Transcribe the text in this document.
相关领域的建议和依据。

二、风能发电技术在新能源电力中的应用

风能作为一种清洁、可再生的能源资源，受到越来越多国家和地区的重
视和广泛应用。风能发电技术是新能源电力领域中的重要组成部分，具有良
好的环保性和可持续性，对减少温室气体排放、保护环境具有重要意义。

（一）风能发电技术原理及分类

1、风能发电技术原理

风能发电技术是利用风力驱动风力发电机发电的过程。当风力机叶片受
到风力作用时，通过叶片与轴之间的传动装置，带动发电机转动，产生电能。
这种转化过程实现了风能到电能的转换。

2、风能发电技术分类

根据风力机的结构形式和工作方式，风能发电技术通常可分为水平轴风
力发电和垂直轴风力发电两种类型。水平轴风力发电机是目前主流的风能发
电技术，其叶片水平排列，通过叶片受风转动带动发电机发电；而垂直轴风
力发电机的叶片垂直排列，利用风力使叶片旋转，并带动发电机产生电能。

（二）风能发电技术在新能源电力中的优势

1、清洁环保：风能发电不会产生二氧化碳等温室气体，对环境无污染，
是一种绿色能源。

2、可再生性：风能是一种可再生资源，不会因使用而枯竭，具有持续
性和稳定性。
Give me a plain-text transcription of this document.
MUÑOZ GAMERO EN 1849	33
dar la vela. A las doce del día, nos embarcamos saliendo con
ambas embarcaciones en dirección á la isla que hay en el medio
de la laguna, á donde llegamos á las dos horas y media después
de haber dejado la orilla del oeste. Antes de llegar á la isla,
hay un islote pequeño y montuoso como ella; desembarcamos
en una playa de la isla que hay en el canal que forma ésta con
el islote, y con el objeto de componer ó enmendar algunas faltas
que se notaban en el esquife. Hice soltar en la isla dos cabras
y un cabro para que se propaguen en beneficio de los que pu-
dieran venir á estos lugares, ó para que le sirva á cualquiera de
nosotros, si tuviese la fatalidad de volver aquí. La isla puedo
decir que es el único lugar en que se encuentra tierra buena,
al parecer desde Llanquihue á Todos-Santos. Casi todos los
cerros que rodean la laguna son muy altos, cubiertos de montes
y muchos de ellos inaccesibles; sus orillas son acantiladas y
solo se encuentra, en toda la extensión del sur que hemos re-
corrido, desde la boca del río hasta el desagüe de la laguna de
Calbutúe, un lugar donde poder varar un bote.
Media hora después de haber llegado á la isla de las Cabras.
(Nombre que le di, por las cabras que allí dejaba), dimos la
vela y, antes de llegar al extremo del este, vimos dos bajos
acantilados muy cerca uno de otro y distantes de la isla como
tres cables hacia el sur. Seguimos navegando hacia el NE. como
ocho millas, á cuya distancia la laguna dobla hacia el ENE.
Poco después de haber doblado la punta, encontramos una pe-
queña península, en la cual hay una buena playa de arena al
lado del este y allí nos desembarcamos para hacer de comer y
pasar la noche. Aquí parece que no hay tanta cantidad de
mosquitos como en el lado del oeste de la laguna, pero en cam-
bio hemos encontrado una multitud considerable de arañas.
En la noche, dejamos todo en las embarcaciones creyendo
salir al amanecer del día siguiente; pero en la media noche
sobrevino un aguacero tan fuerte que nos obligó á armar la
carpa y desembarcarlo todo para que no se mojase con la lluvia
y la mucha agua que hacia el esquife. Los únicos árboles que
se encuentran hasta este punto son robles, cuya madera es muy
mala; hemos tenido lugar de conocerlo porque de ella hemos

Task to complete>
Extract the whole listing, character for character.

Task response>
Transcribe the text in this document.
相关领域的建议和依据。

二、风能发电技术在新能源电力中的应用

风能作为一种清洁、可再生的能源资源，受到越来越多国家和地区的重
视和广泛应用。风能发电技术是新能源电力领域中的重要组成部分，具有良
好的环保性和可持续性，对减少温室气体排放、保护环境具有重要意义。

（一）风能发电技术原理及分类

1、风能发电技术原理

风能发电技术是利用风力驱动风力发电机发电的过程。当风力机叶片受
到风力作用时，通过叶片与轴之间的传动装置，带动发电机转动，产生电能。
这种转化过程实现了风能到电能的转换。

2、风能发电技术分类

根据风力机的结构形式和工作方式，风能发电技术通常可分为水平轴风
力发电和垂直轴风力发电两种类型。水平轴风力发电机是目前主流的风能发
电技术，其叶片水平排列，通过叶片受风转动带动发电机发电；而垂直轴风
力发电机的叶片垂直排列，利用风力使叶片旋转，并带动发电机产生电能。

（二）风能发电技术在新能源电力中的优势

1、清洁环保：风能发电不会产生二氧化碳等温室气体，对环境无污染，
是一种绿色能源。

2、可再生性：风能是一种可再生资源，不会因使用而枯竭，具有持续
性和稳定性。
Give me a plain-text transcription of this document.
MUÑOZ GAMERO EN 1849	33
dar la vela. A las doce del día, nos embarcamos saliendo con
ambas embarcaciones en dirección á la isla que hay en el medio
de la laguna, á donde llegamos á las dos horas y media después
de haber dejado la orilla del oeste. Antes de llegar á la isla,
hay un islote pequeño y montuoso como ella; desembarcamos
en una playa de la isla que hay en el canal que forma ésta con
el islote, y con el objeto de componer ó enmendar algunas faltas
que se notaban en el esquife. Hice soltar en la isla dos cabras
y un cabro para que se propaguen en beneficio de los que pu-
dieran venir á estos lugares, ó para que le sirva á cualquiera de
nosotros, si tuviese la fatalidad de volver aquí. La isla puedo
decir que es el único lugar en que se encuentra tierra buena,
al parecer desde Llanquihue á Todos-Santos. Casi todos los
cerros que rodean la laguna son muy altos, cubiertos de montes
y muchos de ellos inaccesibles; sus orillas son acantiladas y
solo se encuentra, en toda la extensión del sur que hemos re-
corrido, desde la boca del río hasta el desagüe de la laguna de
Calbutúe, un lugar donde poder varar un bote.
Media hora después de haber llegado á la isla de las Cabras.
(Nombre que le di, por las cabras que allí dejaba), dimos la
vela y, antes de llegar al extremo del este, vimos dos bajos
acantilados muy cerca uno de otro y distantes de la isla como
tres cables hacia el sur. Seguimos navegando hacia el NE. como
ocho millas, á cuya distancia la laguna dobla hacia el ENE.
Poco después de haber doblado la punta, encontramos una pe-
queña península, en la cual hay una buena playa de arena al
lado del este y allí nos desembarcamos para hacer de comer y
pasar la noche. Aquí parece que no hay tanta cantidad de
mosquitos como en el lado del oeste de la laguna, pero en cam-
bio hemos encontrado una multitud considerable de arañas.
En la noche, dejamos todo en las embarcaciones creyendo
salir al amanecer del día siguiente; pero en la media noche
sobrevino un aguacero tan fuerte que nos obligó á armar la
carpa y desembarcarlo todo para que no se mojase con la lluvia
y la mucha agua que hacia el esquife. Los únicos árboles que
se encuentran hasta este punto son robles, cuya madera es muy
mala; hemos tenido lugar de conocerlo porque de ella hemos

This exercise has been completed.